▶ What this task involves
Output the material beneath this task exactly, images excluded.

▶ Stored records
________________________________________

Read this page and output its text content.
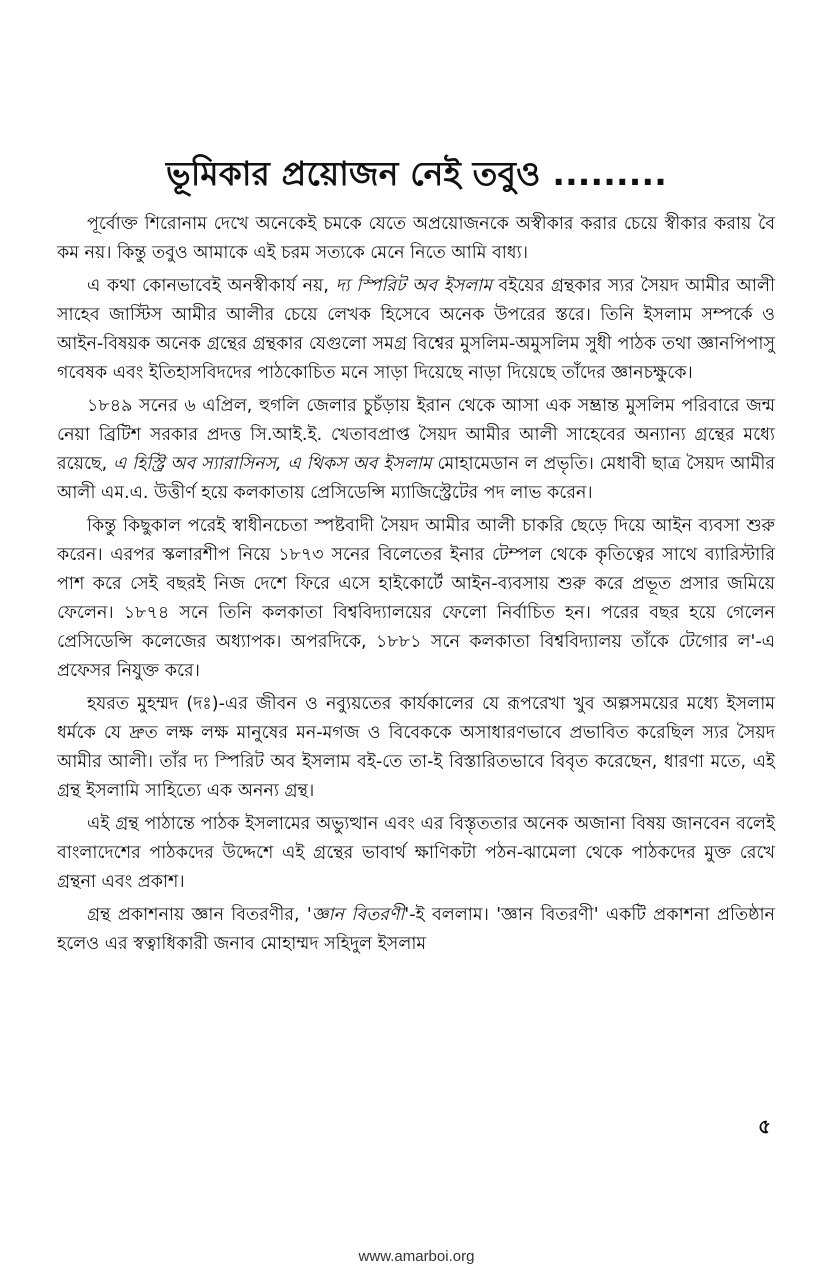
ভূমিকার প্রয়োজন নেই তবুও .........

পূর্বোক্ত শিরোনাম দেখে অনেকেই চমকে যেতে অপ্রয়োজনকে অস্বীকার করার চেয়ে স্বীকার করায় বৈ কম নয়। কিন্তু তবুও আমাকে এই চরম সত্যকে মেনে নিতে আমি বাধ্য।

এ কথা কোনভাবেই অনস্বীকার্য নয়, দ্য স্পিরিট অব ইসলাম বইয়ের গ্রন্থকার স্যর সৈয়দ আমীর আলী সাহেব জাস্টিস আমীর আলীর চেয়ে লেখক হিসেবে অনেক উপরের স্তরে। তিনি ইসলাম সম্পর্কে ও আইন-বিষয়ক অনেক গ্রন্থের গ্রন্থকার যেগুলো সমগ্র বিশ্বের মুসলিম-অমুসলিম সুধী পাঠক তথা জ্ঞানপিপাসু গবেষক এবং ইতিহাসবিদদের পাঠকোচিত মনে সাড়া দিয়েছে নাড়া দিয়েছে তাঁদের জ্ঞানচক্ষুকে।

১৮৪৯ সনের ৬ এপ্রিল, হুগলি জেলার চুচঁড়ায় ইরান থেকে আসা এক সম্ভ্রান্ত মুসলিম পরিবারে জন্ম নেয়া ব্রিটিশ সরকার প্রদত্ত সি.আই.ই. খেতাবপ্রাপ্ত সৈয়দ আমীর আলী সাহেবের অন্যান্য গ্রন্থের মধ্যে রয়েছে, এ হিস্ট্রি অব স্যারাসিনস, এ থিকস অব ইসলাম মোহামেডান ল প্রভৃতি। মেধাবী ছাত্র সৈয়দ আমীর আলী এম.এ. উত্তীর্ণ হয়ে কলকাতায় প্রেসিডেন্সি ম্যাজিস্ট্রেটের পদ লাভ করেন।

কিন্তু কিছুকাল পরেই স্বাধীনচেতা স্পষ্টবাদী সৈয়দ আমীর আলী চাকরি ছেড়ে দিয়ে আইন ব্যবসা শুরু করেন। এরপর স্কলারশীপ নিয়ে ১৮৭৩ সনের বিলেতের ইনার টেম্পল থেকে কৃতিত্বের সাথে ব্যারিস্টারি পাশ করে সেই বছরই নিজ দেশে ফিরে এসে হাইকোর্টে আইন-ব্যবসায় শুরু করে প্রভূত প্রসার জমিয়ে ফেলেন। ১৮৭৪ সনে তিনি কলকাতা বিশ্ববিদ্যালয়ের ফেলো নির্বাচিত হন। পরের বছর হয়ে গেলেন প্রেসিডেন্সি কলেজের অধ্যাপক। অপরদিকে, ১৮৮১ সনে কলকাতা বিশ্ববিদ্যালয় তাঁকে টেগোর ল'-এ প্রফেসর নিযুক্ত করে।

হযরত মুহম্মদ (দঃ)-এর জীবন ও নব্যুয়তের কার্যকালের যে রূপরেখা খুব অল্পসময়ের মধ্যে ইসলাম ধর্মকে যে দ্রুত লক্ষ লক্ষ মানুষের মন-মগজ ও বিবেককে অসাধারণভাবে প্রভাবিত করেছিল স্যর সৈয়দ আমীর আলী। তাঁর দ্য স্পিরিট অব ইসলাম বই-তে তা-ই বিস্তারিতভাবে বিবৃত করেছেন, ধারণা মতে, এই গ্রন্থ ইসলামি সাহিত্যে এক অনন্য গ্রন্থ।

এই গ্রন্থ পাঠান্তে পাঠক ইসলামের অভ্যুত্থান এবং এর বিস্তৃততার অনেক অজানা বিষয় জানবেন বলেই বাংলাদেশের পাঠকদের উদ্দেশে এই গ্রন্থের ভাবার্থ ক্ষাণিকটা পঠন-ঝামেলা থেকে পাঠকদের মুক্ত রেখে গ্রন্থনা এবং প্রকাশ।

গ্রন্থ প্রকাশনায় জ্ঞান বিতরণীর, 'জ্ঞান বিতরণী'-ই বললাম। 'জ্ঞান বিতরণী' একটি প্রকাশনা প্রতিষ্ঠান হলেও এর স্বত্বাধিকারী জনাব মোহাম্মদ সহিদুল ইসলাম

৫
www.amarboi.org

________________________________________

▶ Reply
Read this page and output its text content.
ভূমিকার প্রয়োজন নেই তবুও .........

পূর্বোক্ত শিরোনাম দেখে অনেকেই চমকে যেতে অপ্রয়োজনকে অস্বীকার করার চেয়ে স্বীকার করায় বৈ কম নয়। কিন্তু তবুও আমাকে এই চরম সত্যকে মেনে নিতে আমি বাধ্য।

এ কথা কোনভাবেই অনস্বীকার্য নয়, দ্য স্পিরিট অব ইসলাম বইয়ের গ্রন্থকার স্যর সৈয়দ আমীর আলী সাহেব জাস্টিস আমীর আলীর চেয়ে লেখক হিসেবে অনেক উপরের স্তরে। তিনি ইসলাম সম্পর্কে ও আইন-বিষয়ক অনেক গ্রন্থের গ্রন্থকার যেগুলো সমগ্র বিশ্বের মুসলিম-অমুসলিম সুধী পাঠক তথা জ্ঞানপিপাসু গবেষক এবং ইতিহাসবিদদের পাঠকোচিত মনে সাড়া দিয়েছে নাড়া দিয়েছে তাঁদের জ্ঞানচক্ষুকে।

১৮৪৯ সনের ৬ এপ্রিল, হুগলি জেলার চুচঁড়ায় ইরান থেকে আসা এক সম্ভ্রান্ত মুসলিম পরিবারে জন্ম নেয়া ব্রিটিশ সরকার প্রদত্ত সি.আই.ই. খেতাবপ্রাপ্ত সৈয়দ আমীর আলী সাহেবের অন্যান্য গ্রন্থের মধ্যে রয়েছে, এ হিস্ট্রি অব স্যারাসিনস, এ থিকস অব ইসলাম মোহামেডান ল প্রভৃতি। মেধাবী ছাত্র সৈয়দ আমীর আলী এম.এ. উত্তীর্ণ হয়ে কলকাতায় প্রেসিডেন্সি ম্যাজিস্ট্রেটের পদ লাভ করেন।

কিন্তু কিছুকাল পরেই স্বাধীনচেতা স্পষ্টবাদী সৈয়দ আমীর আলী চাকরি ছেড়ে দিয়ে আইন ব্যবসা শুরু করেন। এরপর স্কলারশীপ নিয়ে ১৮৭৩ সনের বিলেতের ইনার টেম্পল থেকে কৃতিত্বের সাথে ব্যারিস্টারি পাশ করে সেই বছরই নিজ দেশে ফিরে এসে হাইকোর্টে আইন-ব্যবসায় শুরু করে প্রভূত প্রসার জমিয়ে ফেলেন। ১৮৭৪ সনে তিনি কলকাতা বিশ্ববিদ্যালয়ের ফেলো নির্বাচিত হন। পরের বছর হয়ে গেলেন প্রেসিডেন্সি কলেজের অধ্যাপক। অপরদিকে, ১৮৮১ সনে কলকাতা বিশ্ববিদ্যালয় তাঁকে টেগোর ল'-এ প্রফেসর নিযুক্ত করে।

হযরত মুহম্মদ (দঃ)-এর জীবন ও নব্যুয়তের কার্যকালের যে রূপরেখা খুব অল্পসময়ের মধ্যে ইসলাম ধর্মকে যে দ্রুত লক্ষ লক্ষ মানুষের মন-মগজ ও বিবেককে অসাধারণভাবে প্রভাবিত করেছিল স্যর সৈয়দ আমীর আলী। তাঁর দ্য স্পিরিট অব ইসলাম বই-তে তা-ই বিস্তারিতভাবে বিবৃত করেছেন, ধারণা মতে, এই গ্রন্থ ইসলামি সাহিত্যে এক অনন্য গ্রন্থ।

এই গ্রন্থ পাঠান্তে পাঠক ইসলামের অভ্যুত্থান এবং এর বিস্তৃততার অনেক অজানা বিষয় জানবেন বলেই বাংলাদেশের পাঠকদের উদ্দেশে এই গ্রন্থের ভাবার্থ ক্ষাণিকটা পঠন-ঝামেলা থেকে পাঠকদের মুক্ত রেখে গ্রন্থনা এবং প্রকাশ।

গ্রন্থ প্রকাশনায় জ্ঞান বিতরণীর, 'জ্ঞান বিতরণী'-ই বললাম। 'জ্ঞান বিতরণী' একটি প্রকাশনা প্রতিষ্ঠান হলেও এর স্বত্বাধিকারী জনাব মোহাম্মদ সহিদুল ইসলাম

৫
www.amarboi.org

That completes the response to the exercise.